• _Written task_
Quote every line as given.

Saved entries

○ ○ ○ ○

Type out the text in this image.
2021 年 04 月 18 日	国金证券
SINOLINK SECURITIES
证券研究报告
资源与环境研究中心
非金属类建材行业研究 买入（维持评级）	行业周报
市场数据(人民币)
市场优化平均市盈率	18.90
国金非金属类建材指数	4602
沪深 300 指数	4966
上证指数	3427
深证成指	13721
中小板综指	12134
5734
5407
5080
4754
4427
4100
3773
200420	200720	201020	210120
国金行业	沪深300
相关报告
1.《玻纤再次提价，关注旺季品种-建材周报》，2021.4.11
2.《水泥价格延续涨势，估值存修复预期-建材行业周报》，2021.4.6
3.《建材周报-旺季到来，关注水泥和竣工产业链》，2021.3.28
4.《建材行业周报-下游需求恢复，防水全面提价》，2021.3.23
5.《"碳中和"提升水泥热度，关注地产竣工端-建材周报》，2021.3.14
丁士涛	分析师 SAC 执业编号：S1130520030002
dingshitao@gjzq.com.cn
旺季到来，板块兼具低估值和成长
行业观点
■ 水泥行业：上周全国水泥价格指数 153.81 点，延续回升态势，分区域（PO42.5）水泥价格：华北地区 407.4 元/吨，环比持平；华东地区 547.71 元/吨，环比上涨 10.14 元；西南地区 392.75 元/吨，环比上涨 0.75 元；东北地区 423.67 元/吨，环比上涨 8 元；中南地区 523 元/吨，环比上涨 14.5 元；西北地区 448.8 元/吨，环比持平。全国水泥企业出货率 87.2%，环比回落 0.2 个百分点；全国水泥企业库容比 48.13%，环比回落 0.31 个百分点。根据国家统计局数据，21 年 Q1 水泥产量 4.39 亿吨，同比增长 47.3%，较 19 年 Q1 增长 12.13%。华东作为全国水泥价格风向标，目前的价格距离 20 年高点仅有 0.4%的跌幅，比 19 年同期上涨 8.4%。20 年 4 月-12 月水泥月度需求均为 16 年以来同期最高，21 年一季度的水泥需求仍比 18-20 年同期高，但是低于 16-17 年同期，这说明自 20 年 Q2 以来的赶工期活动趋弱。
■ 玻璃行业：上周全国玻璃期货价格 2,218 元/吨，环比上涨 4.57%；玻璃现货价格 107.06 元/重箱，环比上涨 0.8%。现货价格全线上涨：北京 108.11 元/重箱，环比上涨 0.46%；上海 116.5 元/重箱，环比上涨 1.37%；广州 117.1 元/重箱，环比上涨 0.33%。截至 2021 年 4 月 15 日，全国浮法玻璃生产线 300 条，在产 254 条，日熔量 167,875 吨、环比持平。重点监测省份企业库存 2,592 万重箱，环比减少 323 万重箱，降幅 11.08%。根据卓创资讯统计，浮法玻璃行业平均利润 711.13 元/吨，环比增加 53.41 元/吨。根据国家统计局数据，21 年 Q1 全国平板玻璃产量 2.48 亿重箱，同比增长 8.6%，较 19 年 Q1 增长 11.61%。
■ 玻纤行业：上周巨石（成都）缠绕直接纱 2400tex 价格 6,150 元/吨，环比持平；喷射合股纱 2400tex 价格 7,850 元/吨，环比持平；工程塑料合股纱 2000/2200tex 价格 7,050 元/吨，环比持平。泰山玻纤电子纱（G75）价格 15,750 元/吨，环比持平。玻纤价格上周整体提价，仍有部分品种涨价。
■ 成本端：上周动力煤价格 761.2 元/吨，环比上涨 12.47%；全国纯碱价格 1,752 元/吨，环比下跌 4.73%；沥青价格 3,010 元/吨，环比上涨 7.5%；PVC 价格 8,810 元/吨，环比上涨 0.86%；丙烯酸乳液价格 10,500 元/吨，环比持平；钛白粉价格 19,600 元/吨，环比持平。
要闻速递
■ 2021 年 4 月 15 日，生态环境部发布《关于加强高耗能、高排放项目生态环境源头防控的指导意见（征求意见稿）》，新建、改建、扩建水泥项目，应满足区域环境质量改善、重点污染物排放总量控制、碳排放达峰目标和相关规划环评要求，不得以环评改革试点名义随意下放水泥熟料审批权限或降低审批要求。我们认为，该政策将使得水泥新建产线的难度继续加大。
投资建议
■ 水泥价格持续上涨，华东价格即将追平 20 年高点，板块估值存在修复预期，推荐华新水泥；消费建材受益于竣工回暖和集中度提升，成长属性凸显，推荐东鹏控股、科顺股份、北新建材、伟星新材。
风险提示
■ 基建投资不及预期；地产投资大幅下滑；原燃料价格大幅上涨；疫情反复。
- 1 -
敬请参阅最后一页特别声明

○ ○ ○ ○

• _Solved exercise_
Type out the text in this image.
2021 年 04 月 18 日	国金证券
SINOLINK SECURITIES
证券研究报告
资源与环境研究中心
非金属类建材行业研究 买入（维持评级）	行业周报
市场数据(人民币)
市场优化平均市盈率	18.90
国金非金属类建材指数	4602
沪深 300 指数	4966
上证指数	3427
深证成指	13721
中小板综指	12134
5734
5407
5080
4754
4427
4100
3773
200420	200720	201020	210120
国金行业	沪深300
相关报告
1.《玻纤再次提价，关注旺季品种-建材周报》，2021.4.11
2.《水泥价格延续涨势，估值存修复预期-建材行业周报》，2021.4.6
3.《建材周报-旺季到来，关注水泥和竣工产业链》，2021.3.28
4.《建材行业周报-下游需求恢复，防水全面提价》，2021.3.23
5.《"碳中和"提升水泥热度，关注地产竣工端-建材周报》，2021.3.14
丁士涛	分析师 SAC 执业编号：S1130520030002
dingshitao@gjzq.com.cn
旺季到来，板块兼具低估值和成长
行业观点
■ 水泥行业：上周全国水泥价格指数 153.81 点，延续回升态势，分区域（PO42.5）水泥价格：华北地区 407.4 元/吨，环比持平；华东地区 547.71 元/吨，环比上涨 10.14 元；西南地区 392.75 元/吨，环比上涨 0.75 元；东北地区 423.67 元/吨，环比上涨 8 元；中南地区 523 元/吨，环比上涨 14.5 元；西北地区 448.8 元/吨，环比持平。全国水泥企业出货率 87.2%，环比回落 0.2 个百分点；全国水泥企业库容比 48.13%，环比回落 0.31 个百分点。根据国家统计局数据，21 年 Q1 水泥产量 4.39 亿吨，同比增长 47.3%，较 19 年 Q1 增长 12.13%。华东作为全国水泥价格风向标，目前的价格距离 20 年高点仅有 0.4%的跌幅，比 19 年同期上涨 8.4%。20 年 4 月-12 月水泥月度需求均为 16 年以来同期最高，21 年一季度的水泥需求仍比 18-20 年同期高，但是低于 16-17 年同期，这说明自 20 年 Q2 以来的赶工期活动趋弱。
■ 玻璃行业：上周全国玻璃期货价格 2,218 元/吨，环比上涨 4.57%；玻璃现货价格 107.06 元/重箱，环比上涨 0.8%。现货价格全线上涨：北京 108.11 元/重箱，环比上涨 0.46%；上海 116.5 元/重箱，环比上涨 1.37%；广州 117.1 元/重箱，环比上涨 0.33%。截至 2021 年 4 月 15 日，全国浮法玻璃生产线 300 条，在产 254 条，日熔量 167,875 吨、环比持平。重点监测省份企业库存 2,592 万重箱，环比减少 323 万重箱，降幅 11.08%。根据卓创资讯统计，浮法玻璃行业平均利润 711.13 元/吨，环比增加 53.41 元/吨。根据国家统计局数据，21 年 Q1 全国平板玻璃产量 2.48 亿重箱，同比增长 8.6%，较 19 年 Q1 增长 11.61%。
■ 玻纤行业：上周巨石（成都）缠绕直接纱 2400tex 价格 6,150 元/吨，环比持平；喷射合股纱 2400tex 价格 7,850 元/吨，环比持平；工程塑料合股纱 2000/2200tex 价格 7,050 元/吨，环比持平。泰山玻纤电子纱（G75）价格 15,750 元/吨，环比持平。玻纤价格上周整体提价，仍有部分品种涨价。
■ 成本端：上周动力煤价格 761.2 元/吨，环比上涨 12.47%；全国纯碱价格 1,752 元/吨，环比下跌 4.73%；沥青价格 3,010 元/吨，环比上涨 7.5%；PVC 价格 8,810 元/吨，环比上涨 0.86%；丙烯酸乳液价格 10,500 元/吨，环比持平；钛白粉价格 19,600 元/吨，环比持平。
要闻速递
■ 2021 年 4 月 15 日，生态环境部发布《关于加强高耗能、高排放项目生态环境源头防控的指导意见（征求意见稿）》，新建、改建、扩建水泥项目，应满足区域环境质量改善、重点污染物排放总量控制、碳排放达峰目标和相关规划环评要求，不得以环评改革试点名义随意下放水泥熟料审批权限或降低审批要求。我们认为，该政策将使得水泥新建产线的难度继续加大。
投资建议
■ 水泥价格持续上涨，华东价格即将追平 20 年高点，板块估值存在修复预期，推荐华新水泥；消费建材受益于竣工回暖和集中度提升，成长属性凸显，推荐东鹏控股、科顺股份、北新建材、伟星新材。
风险提示
■ 基建投资不及预期；地产投资大幅下滑；原燃料价格大幅上涨；疫情反复。
- 1 -
敬请参阅最后一页特别声明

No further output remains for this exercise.